DATASET EXTRACT
-=-=-=-=-

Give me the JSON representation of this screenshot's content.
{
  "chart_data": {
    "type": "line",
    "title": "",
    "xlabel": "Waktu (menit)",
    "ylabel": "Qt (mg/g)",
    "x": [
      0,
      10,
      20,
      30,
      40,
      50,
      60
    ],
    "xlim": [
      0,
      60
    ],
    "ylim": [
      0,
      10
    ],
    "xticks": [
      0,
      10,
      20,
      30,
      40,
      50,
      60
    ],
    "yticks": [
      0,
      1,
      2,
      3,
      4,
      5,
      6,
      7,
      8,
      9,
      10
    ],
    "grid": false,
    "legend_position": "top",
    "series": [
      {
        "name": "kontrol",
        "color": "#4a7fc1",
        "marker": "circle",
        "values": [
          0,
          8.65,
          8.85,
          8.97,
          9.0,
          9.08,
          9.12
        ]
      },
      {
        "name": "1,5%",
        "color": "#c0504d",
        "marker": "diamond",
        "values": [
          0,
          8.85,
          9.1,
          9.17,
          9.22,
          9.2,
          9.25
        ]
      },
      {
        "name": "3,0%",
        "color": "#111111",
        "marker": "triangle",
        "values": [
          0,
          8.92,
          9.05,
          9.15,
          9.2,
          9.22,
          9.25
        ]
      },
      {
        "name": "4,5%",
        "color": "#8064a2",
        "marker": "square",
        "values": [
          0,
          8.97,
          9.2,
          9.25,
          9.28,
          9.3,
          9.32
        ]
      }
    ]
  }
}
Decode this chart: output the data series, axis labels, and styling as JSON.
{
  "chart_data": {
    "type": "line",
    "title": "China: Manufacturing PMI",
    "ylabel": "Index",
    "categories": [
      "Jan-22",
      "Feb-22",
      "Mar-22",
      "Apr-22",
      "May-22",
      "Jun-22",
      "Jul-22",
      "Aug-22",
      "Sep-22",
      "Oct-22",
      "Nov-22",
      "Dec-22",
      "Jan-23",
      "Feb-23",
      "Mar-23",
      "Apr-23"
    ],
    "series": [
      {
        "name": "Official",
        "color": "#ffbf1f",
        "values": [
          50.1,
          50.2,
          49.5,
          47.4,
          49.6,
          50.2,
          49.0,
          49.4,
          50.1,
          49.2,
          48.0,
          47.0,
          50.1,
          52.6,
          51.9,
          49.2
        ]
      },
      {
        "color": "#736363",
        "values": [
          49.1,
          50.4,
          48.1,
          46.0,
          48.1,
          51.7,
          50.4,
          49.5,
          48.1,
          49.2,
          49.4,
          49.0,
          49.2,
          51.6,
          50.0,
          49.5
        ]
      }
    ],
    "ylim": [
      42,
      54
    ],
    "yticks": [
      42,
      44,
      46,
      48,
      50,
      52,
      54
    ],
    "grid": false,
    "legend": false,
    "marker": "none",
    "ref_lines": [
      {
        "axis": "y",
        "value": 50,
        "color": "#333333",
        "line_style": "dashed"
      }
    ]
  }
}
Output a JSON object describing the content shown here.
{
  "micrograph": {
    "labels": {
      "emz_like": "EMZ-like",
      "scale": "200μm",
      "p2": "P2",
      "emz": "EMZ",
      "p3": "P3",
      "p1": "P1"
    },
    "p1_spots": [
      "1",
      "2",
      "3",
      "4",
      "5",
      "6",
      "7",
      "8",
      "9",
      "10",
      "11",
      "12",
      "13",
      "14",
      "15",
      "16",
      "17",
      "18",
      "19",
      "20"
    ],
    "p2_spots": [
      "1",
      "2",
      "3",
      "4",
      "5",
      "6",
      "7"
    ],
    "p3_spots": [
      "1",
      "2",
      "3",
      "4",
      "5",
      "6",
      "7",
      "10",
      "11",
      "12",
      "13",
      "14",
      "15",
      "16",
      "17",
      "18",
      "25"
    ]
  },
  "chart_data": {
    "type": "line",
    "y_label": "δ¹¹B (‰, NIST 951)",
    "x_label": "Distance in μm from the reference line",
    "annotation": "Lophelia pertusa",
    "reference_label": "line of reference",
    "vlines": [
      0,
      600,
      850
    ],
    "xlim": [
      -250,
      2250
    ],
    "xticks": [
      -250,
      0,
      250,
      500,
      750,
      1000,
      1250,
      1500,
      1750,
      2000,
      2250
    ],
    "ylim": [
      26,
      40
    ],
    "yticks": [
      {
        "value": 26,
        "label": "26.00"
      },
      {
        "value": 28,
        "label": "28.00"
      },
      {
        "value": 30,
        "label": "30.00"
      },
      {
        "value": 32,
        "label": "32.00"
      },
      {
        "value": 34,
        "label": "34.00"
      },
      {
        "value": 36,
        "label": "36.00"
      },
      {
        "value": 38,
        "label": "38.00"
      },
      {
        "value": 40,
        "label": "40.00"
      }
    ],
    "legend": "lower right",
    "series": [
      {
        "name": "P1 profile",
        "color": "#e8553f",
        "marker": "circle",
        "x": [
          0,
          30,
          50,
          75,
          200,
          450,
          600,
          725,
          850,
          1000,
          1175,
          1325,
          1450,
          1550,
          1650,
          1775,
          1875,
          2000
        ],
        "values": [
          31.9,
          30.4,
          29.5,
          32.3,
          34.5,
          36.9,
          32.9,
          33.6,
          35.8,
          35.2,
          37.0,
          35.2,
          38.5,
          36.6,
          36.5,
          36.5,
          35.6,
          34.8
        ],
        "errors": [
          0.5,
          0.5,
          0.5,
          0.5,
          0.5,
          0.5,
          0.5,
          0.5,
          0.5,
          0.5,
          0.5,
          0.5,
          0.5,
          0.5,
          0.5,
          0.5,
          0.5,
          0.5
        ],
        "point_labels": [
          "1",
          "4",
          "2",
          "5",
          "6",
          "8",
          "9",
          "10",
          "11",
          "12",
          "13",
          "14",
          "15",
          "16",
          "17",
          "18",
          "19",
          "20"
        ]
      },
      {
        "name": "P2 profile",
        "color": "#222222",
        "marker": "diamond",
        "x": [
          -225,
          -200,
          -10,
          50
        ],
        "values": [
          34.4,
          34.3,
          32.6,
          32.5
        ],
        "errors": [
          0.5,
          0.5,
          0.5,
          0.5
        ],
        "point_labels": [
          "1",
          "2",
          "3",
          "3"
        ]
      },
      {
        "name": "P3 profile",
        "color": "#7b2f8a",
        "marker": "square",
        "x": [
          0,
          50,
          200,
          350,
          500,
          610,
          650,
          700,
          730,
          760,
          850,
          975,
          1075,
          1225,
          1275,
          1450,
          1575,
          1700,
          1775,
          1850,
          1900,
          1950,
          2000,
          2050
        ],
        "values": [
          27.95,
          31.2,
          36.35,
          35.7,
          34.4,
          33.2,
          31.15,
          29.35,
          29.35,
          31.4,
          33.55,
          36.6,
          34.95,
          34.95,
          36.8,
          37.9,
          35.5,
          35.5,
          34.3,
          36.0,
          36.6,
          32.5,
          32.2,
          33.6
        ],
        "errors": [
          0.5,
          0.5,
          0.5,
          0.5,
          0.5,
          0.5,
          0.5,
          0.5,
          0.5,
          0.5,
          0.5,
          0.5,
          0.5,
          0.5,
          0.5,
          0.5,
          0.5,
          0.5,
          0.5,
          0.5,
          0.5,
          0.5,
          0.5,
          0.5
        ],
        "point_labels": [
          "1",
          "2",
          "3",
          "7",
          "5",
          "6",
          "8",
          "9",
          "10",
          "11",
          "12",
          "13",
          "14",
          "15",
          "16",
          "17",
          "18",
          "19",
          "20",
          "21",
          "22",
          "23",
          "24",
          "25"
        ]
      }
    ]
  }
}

-=-=-=-=-

AIM OF THE EXERCISE
Note how many lines in the listing above hold the string "JSON", then give only that figure.

SOLUTION
3